> WHAT YOU SHOULD DO
Write the listing below out again exactly, dropping the images.

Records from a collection
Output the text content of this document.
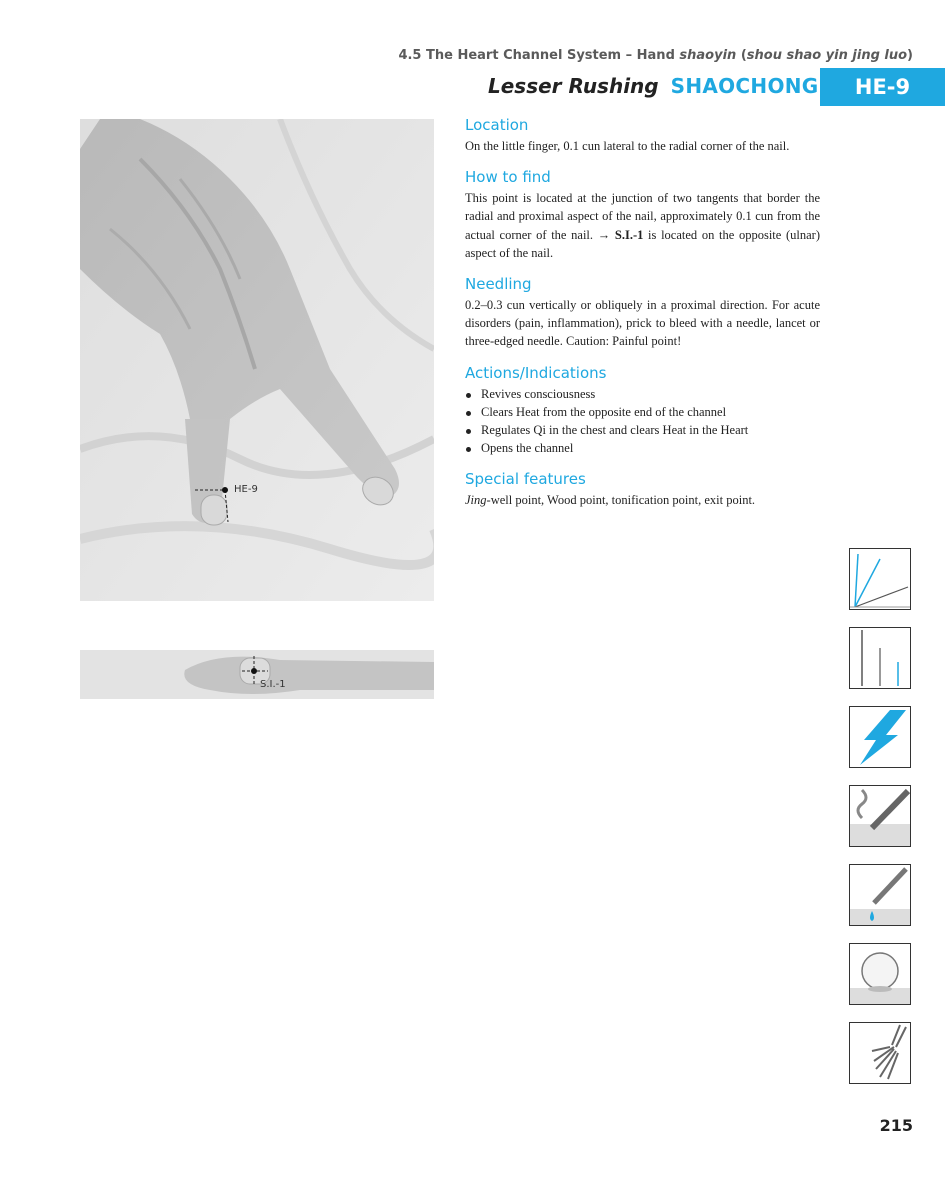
4.5 The Heart Channel System – Hand shaoyin (shou shao yin jing luo)
Lesser Rushing SHAOCHONG HE-9
HE-9
S.I.-1
Location

On the little finger, 0.1 cun lateral to the radial corner of the nail.

How to find

This point is located at the junction of two tangents that border the radial and proximal aspect of the nail, approximately 0.1 cun from the actual corner of the nail. → S.I.-1 is located on the opposite (ulnar) aspect of the nail.

Needling

0.2–0.3 cun vertically or obliquely in a proximal direction. For acute disorders (pain, inflammation), prick to bleed with a needle, lancet or three-edged needle. Caution: Painful point!

Actions/Indications
Revives consciousness
Clears Heat from the opposite end of the channel
Regulates Qi in the chest and clears Heat in the Heart
Opens the channel
Special features

Jing-well point, Wood point, tonification point, exit point.

215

> ANSWER
Output the text content of this document.
4.5 The Heart Channel System – Hand shaoyin (shou shao yin jing luo)
Lesser Rushing SHAOCHONG HE-9
HE-9
S.I.-1
Location

On the little finger, 0.1 cun lateral to the radial corner of the nail.

How to find

This point is located at the junction of two tangents that border the radial and proximal aspect of the nail, approximately 0.1 cun from the actual corner of the nail. → S.I.-1 is located on the opposite (ulnar) aspect of the nail.

Needling

0.2–0.3 cun vertically or obliquely in a proximal direction. For acute disorders (pain, inflammation), prick to bleed with a needle, lancet or three-edged needle. Caution: Painful point!

Actions/Indications
Revives consciousness
Clears Heat from the opposite end of the channel
Regulates Qi in the chest and clears Heat in the Heart
Opens the channel
Special features

Jing-well point, Wood point, tonification point, exit point.

215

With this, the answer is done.